Set exercise: All of the records below should be output exactly.

=== Material to process ===

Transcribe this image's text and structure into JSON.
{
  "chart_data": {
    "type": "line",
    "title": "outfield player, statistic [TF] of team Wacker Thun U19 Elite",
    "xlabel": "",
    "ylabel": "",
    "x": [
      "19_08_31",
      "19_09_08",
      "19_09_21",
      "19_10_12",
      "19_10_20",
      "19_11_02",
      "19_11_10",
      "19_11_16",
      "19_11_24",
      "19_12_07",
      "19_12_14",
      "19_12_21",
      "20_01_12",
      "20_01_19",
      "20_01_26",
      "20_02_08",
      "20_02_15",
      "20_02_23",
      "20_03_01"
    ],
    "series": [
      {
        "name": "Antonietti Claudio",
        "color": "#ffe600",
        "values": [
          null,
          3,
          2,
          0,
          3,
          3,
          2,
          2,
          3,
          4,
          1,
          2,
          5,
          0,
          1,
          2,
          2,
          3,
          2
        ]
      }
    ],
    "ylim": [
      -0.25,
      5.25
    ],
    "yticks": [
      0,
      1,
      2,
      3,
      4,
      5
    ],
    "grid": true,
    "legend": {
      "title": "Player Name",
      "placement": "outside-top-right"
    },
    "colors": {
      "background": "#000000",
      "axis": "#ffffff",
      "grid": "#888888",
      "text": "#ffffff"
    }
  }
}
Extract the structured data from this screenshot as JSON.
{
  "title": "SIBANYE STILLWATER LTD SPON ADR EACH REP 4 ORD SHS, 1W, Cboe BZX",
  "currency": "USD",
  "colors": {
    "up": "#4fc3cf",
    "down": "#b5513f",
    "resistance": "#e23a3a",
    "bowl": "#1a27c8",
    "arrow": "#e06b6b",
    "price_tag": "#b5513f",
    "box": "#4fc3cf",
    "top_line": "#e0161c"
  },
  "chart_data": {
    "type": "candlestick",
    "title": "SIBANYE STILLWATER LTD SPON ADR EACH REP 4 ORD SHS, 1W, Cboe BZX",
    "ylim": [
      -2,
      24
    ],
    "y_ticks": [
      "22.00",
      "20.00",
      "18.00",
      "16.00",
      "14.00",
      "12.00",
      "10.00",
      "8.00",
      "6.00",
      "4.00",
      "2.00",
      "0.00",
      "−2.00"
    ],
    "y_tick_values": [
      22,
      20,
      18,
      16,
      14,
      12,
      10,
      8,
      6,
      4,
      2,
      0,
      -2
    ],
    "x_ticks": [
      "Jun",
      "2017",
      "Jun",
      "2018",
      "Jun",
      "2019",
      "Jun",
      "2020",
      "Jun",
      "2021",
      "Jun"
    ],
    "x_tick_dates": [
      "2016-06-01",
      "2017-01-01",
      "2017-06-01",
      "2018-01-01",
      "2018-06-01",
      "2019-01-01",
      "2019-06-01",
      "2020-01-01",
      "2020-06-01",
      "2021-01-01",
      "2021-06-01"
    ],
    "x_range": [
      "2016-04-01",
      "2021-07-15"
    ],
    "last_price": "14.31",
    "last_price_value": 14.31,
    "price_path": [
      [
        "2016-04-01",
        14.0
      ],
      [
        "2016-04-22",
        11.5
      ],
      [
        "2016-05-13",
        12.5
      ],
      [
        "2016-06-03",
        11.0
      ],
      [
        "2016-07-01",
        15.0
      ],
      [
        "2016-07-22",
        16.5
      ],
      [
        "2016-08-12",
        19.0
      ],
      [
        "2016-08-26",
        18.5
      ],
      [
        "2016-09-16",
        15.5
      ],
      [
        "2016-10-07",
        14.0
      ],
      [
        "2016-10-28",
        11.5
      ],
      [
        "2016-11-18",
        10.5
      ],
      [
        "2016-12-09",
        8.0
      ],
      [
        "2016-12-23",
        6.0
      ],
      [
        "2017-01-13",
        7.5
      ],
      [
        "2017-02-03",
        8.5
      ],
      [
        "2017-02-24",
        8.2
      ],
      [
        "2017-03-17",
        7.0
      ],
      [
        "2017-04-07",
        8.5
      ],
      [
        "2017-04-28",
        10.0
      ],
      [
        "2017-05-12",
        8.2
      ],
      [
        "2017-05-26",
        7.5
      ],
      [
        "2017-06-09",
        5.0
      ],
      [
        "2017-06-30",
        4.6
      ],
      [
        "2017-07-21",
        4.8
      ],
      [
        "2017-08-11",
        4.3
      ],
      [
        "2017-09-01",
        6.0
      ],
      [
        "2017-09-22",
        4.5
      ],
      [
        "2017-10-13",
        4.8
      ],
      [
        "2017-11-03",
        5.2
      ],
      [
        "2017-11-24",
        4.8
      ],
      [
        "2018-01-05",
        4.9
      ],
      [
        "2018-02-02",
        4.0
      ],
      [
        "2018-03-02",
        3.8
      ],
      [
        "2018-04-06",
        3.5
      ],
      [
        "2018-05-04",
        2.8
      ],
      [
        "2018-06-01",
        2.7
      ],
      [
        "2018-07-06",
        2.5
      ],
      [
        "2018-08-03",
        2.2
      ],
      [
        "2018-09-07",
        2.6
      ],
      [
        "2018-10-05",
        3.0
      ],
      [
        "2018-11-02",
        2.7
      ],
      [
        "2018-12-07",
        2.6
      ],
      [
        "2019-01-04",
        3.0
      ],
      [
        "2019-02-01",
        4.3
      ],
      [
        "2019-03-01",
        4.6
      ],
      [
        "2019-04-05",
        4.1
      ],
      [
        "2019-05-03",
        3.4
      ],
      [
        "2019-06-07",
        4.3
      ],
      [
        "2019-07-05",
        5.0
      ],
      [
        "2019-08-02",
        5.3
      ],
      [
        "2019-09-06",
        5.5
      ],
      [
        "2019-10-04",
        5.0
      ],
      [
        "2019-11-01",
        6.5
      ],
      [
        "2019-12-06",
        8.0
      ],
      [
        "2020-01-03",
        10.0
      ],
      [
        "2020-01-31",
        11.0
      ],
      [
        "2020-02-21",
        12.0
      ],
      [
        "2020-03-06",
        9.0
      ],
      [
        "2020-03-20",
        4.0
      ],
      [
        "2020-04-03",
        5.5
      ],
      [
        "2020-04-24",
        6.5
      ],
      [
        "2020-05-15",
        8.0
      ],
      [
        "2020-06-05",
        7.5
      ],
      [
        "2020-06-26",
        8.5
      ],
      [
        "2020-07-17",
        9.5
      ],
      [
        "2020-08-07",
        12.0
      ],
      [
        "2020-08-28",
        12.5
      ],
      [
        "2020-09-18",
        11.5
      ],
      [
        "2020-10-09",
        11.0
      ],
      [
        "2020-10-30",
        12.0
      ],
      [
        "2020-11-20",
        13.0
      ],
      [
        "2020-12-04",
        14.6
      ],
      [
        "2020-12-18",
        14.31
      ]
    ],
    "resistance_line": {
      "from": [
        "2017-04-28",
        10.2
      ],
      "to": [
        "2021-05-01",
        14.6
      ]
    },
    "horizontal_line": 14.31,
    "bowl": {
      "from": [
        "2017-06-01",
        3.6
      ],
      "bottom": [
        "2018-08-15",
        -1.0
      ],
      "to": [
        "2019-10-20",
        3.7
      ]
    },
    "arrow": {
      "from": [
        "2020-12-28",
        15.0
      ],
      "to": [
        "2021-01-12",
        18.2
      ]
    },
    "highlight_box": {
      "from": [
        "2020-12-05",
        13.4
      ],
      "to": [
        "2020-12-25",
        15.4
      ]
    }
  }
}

===

Completed exercise:
Transcribe this image's text and structure into JSON.
{
  "chart_data": {
    "type": "line",
    "title": "outfield player, statistic [TF] of team Wacker Thun U19 Elite",
    "xlabel": "",
    "ylabel": "",
    "x": [
      "19_08_31",
      "19_09_08",
      "19_09_21",
      "19_10_12",
      "19_10_20",
      "19_11_02",
      "19_11_10",
      "19_11_16",
      "19_11_24",
      "19_12_07",
      "19_12_14",
      "19_12_21",
      "20_01_12",
      "20_01_19",
      "20_01_26",
      "20_02_08",
      "20_02_15",
      "20_02_23",
      "20_03_01"
    ],
    "series": [
      {
        "name": "Antonietti Claudio",
        "color": "#ffe600",
        "values": [
          null,
          3,
          2,
          0,
          3,
          3,
          2,
          2,
          3,
          4,
          1,
          2,
          5,
          0,
          1,
          2,
          2,
          3,
          2
        ]
      }
    ],
    "ylim": [
      -0.25,
      5.25
    ],
    "yticks": [
      0,
      1,
      2,
      3,
      4,
      5
    ],
    "grid": true,
    "legend": {
      "title": "Player Name",
      "placement": "outside-top-right"
    },
    "colors": {
      "background": "#000000",
      "axis": "#ffffff",
      "grid": "#888888",
      "text": "#ffffff"
    }
  }
}
Extract the structured data from this screenshot as JSON.
{
  "title": "SIBANYE STILLWATER LTD SPON ADR EACH REP 4 ORD SHS, 1W, Cboe BZX",
  "currency": "USD",
  "colors": {
    "up": "#4fc3cf",
    "down": "#b5513f",
    "resistance": "#e23a3a",
    "bowl": "#1a27c8",
    "arrow": "#e06b6b",
    "price_tag": "#b5513f",
    "box": "#4fc3cf",
    "top_line": "#e0161c"
  },
  "chart_data": {
    "type": "candlestick",
    "title": "SIBANYE STILLWATER LTD SPON ADR EACH REP 4 ORD SHS, 1W, Cboe BZX",
    "ylim": [
      -2,
      24
    ],
    "y_ticks": [
      "22.00",
      "20.00",
      "18.00",
      "16.00",
      "14.00",
      "12.00",
      "10.00",
      "8.00",
      "6.00",
      "4.00",
      "2.00",
      "0.00",
      "−2.00"
    ],
    "y_tick_values": [
      22,
      20,
      18,
      16,
      14,
      12,
      10,
      8,
      6,
      4,
      2,
      0,
      -2
    ],
    "x_ticks": [
      "Jun",
      "2017",
      "Jun",
      "2018",
      "Jun",
      "2019",
      "Jun",
      "2020",
      "Jun",
      "2021",
      "Jun"
    ],
    "x_tick_dates": [
      "2016-06-01",
      "2017-01-01",
      "2017-06-01",
      "2018-01-01",
      "2018-06-01",
      "2019-01-01",
      "2019-06-01",
      "2020-01-01",
      "2020-06-01",
      "2021-01-01",
      "2021-06-01"
    ],
    "x_range": [
      "2016-04-01",
      "2021-07-15"
    ],
    "last_price": "14.31",
    "last_price_value": 14.31,
    "price_path": [
      [
        "2016-04-01",
        14.0
      ],
      [
        "2016-04-22",
        11.5
      ],
      [
        "2016-05-13",
        12.5
      ],
      [
        "2016-06-03",
        11.0
      ],
      [
        "2016-07-01",
        15.0
      ],
      [
        "2016-07-22",
        16.5
      ],
      [
        "2016-08-12",
        19.0
      ],
      [
        "2016-08-26",
        18.5
      ],
      [
        "2016-09-16",
        15.5
      ],
      [
        "2016-10-07",
        14.0
      ],
      [
        "2016-10-28",
        11.5
      ],
      [
        "2016-11-18",
        10.5
      ],
      [
        "2016-12-09",
        8.0
      ],
      [
        "2016-12-23",
        6.0
      ],
      [
        "2017-01-13",
        7.5
      ],
      [
        "2017-02-03",
        8.5
      ],
      [
        "2017-02-24",
        8.2
      ],
      [
        "2017-03-17",
        7.0
      ],
      [
        "2017-04-07",
        8.5
      ],
      [
        "2017-04-28",
        10.0
      ],
      [
        "2017-05-12",
        8.2
      ],
      [
        "2017-05-26",
        7.5
      ],
      [
        "2017-06-09",
        5.0
      ],
      [
        "2017-06-30",
        4.6
      ],
      [
        "2017-07-21",
        4.8
      ],
      [
        "2017-08-11",
        4.3
      ],
      [
        "2017-09-01",
        6.0
      ],
      [
        "2017-09-22",
        4.5
      ],
      [
        "2017-10-13",
        4.8
      ],
      [
        "2017-11-03",
        5.2
      ],
      [
        "2017-11-24",
        4.8
      ],
      [
        "2018-01-05",
        4.9
      ],
      [
        "2018-02-02",
        4.0
      ],
      [
        "2018-03-02",
        3.8
      ],
      [
        "2018-04-06",
        3.5
      ],
      [
        "2018-05-04",
        2.8
      ],
      [
        "2018-06-01",
        2.7
      ],
      [
        "2018-07-06",
        2.5
      ],
      [
        "2018-08-03",
        2.2
      ],
      [
        "2018-09-07",
        2.6
      ],
      [
        "2018-10-05",
        3.0
      ],
      [
        "2018-11-02",
        2.7
      ],
      [
        "2018-12-07",
        2.6
      ],
      [
        "2019-01-04",
        3.0
      ],
      [
        "2019-02-01",
        4.3
      ],
      [
        "2019-03-01",
        4.6
      ],
      [
        "2019-04-05",
        4.1
      ],
      [
        "2019-05-03",
        3.4
      ],
      [
        "2019-06-07",
        4.3
      ],
      [
        "2019-07-05",
        5.0
      ],
      [
        "2019-08-02",
        5.3
      ],
      [
        "2019-09-06",
        5.5
      ],
      [
        "2019-10-04",
        5.0
      ],
      [
        "2019-11-01",
        6.5
      ],
      [
        "2019-12-06",
        8.0
      ],
      [
        "2020-01-03",
        10.0
      ],
      [
        "2020-01-31",
        11.0
      ],
      [
        "2020-02-21",
        12.0
      ],
      [
        "2020-03-06",
        9.0
      ],
      [
        "2020-03-20",
        4.0
      ],
      [
        "2020-04-03",
        5.5
      ],
      [
        "2020-04-24",
        6.5
      ],
      [
        "2020-05-15",
        8.0
      ],
      [
        "2020-06-05",
        7.5
      ],
      [
        "2020-06-26",
        8.5
      ],
      [
        "2020-07-17",
        9.5
      ],
      [
        "2020-08-07",
        12.0
      ],
      [
        "2020-08-28",
        12.5
      ],
      [
        "2020-09-18",
        11.5
      ],
      [
        "2020-10-09",
        11.0
      ],
      [
        "2020-10-30",
        12.0
      ],
      [
        "2020-11-20",
        13.0
      ],
      [
        "2020-12-04",
        14.6
      ],
      [
        "2020-12-18",
        14.31
      ]
    ],
    "resistance_line": {
      "from": [
        "2017-04-28",
        10.2
      ],
      "to": [
        "2021-05-01",
        14.6
      ]
    },
    "horizontal_line": 14.31,
    "bowl": {
      "from": [
        "2017-06-01",
        3.6
      ],
      "bottom": [
        "2018-08-15",
        -1.0
      ],
      "to": [
        "2019-10-20",
        3.7
      ]
    },
    "arrow": {
      "from": [
        "2020-12-28",
        15.0
      ],
      "to": [
        "2021-01-12",
        18.2
      ]
    },
    "highlight_box": {
      "from": [
        "2020-12-05",
        13.4
      ],
      "to": [
        "2020-12-25",
        15.4
      ]
    }
  }
}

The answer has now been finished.